Reproduce the material below with "screenshot" switched to "screen capture" wherever it occurs, leaving everything else unchanged. Omit the pictures from your answer.

▶ _Given records_
########
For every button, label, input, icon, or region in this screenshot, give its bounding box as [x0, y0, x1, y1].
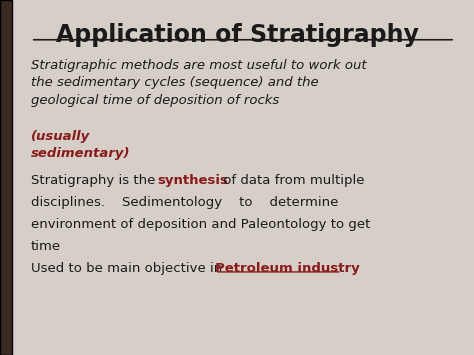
Text: Stratigraphy is the: Stratigraphy is the: [31, 174, 159, 187]
Text: disciplines.    Sedimentology    to    determine: disciplines. Sedimentology to determine: [31, 196, 338, 209]
Text: Stratigraphic methods are most useful to work out
the sedimentary cycles (sequen: Stratigraphic methods are most useful to…: [31, 59, 366, 106]
Text: (usually
sedimentary): (usually sedimentary): [31, 130, 130, 160]
Text: time: time: [31, 240, 61, 253]
Text: synthesis: synthesis: [158, 174, 229, 187]
Text: of data from multiple: of data from multiple: [219, 174, 364, 187]
Text: Application of Stratigraphy: Application of Stratigraphy: [55, 23, 419, 47]
Text: Used to be main objective in: Used to be main objective in: [31, 262, 226, 275]
FancyBboxPatch shape: [0, 0, 12, 355]
Text: Petroleum industry: Petroleum industry: [215, 262, 359, 275]
Text: environment of deposition and Paleontology to get: environment of deposition and Paleontolo…: [31, 218, 370, 231]
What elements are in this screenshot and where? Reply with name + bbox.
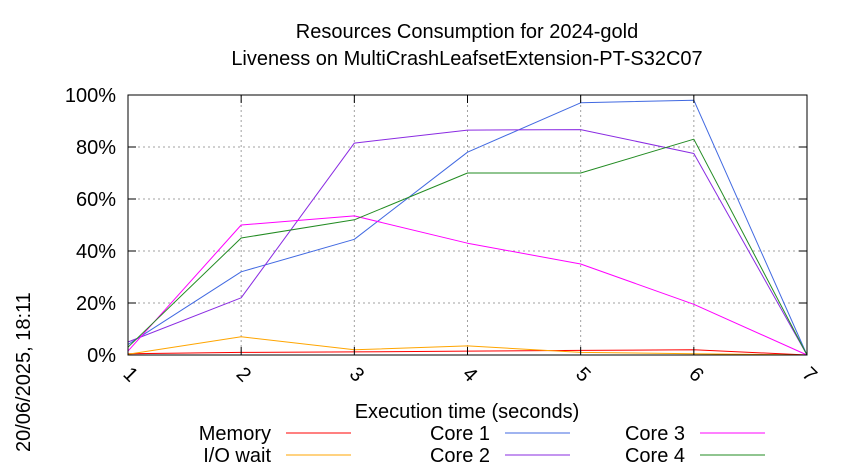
########
▶ _Task output_
For every button, label, input, icon, or region in this screen capture, give its bounding box as [x0, y0, x1, y1].
Text: Stratigraphy is the: Stratigraphy is the: [31, 174, 159, 187]
Text: disciplines.    Sedimentology    to    determine: disciplines. Sedimentology to determine: [31, 196, 338, 209]
Text: Stratigraphic methods are most useful to work out
the sedimentary cycles (sequen: Stratigraphic methods are most useful to…: [31, 59, 366, 106]
Text: (usually
sedimentary): (usually sedimentary): [31, 130, 130, 160]
Text: time: time: [31, 240, 61, 253]
Text: synthesis: synthesis: [158, 174, 229, 187]
Text: of data from multiple: of data from multiple: [219, 174, 364, 187]
Text: Application of Stratigraphy: Application of Stratigraphy: [55, 23, 419, 47]
Text: Used to be main objective in: Used to be main objective in: [31, 262, 226, 275]
FancyBboxPatch shape: [0, 0, 12, 355]
Text: Petroleum industry: Petroleum industry: [215, 262, 359, 275]
Text: environment of deposition and Paleontology to get: environment of deposition and Paleontolo…: [31, 218, 370, 231]
What elements are in this screen capture and where? Reply with name + bbox.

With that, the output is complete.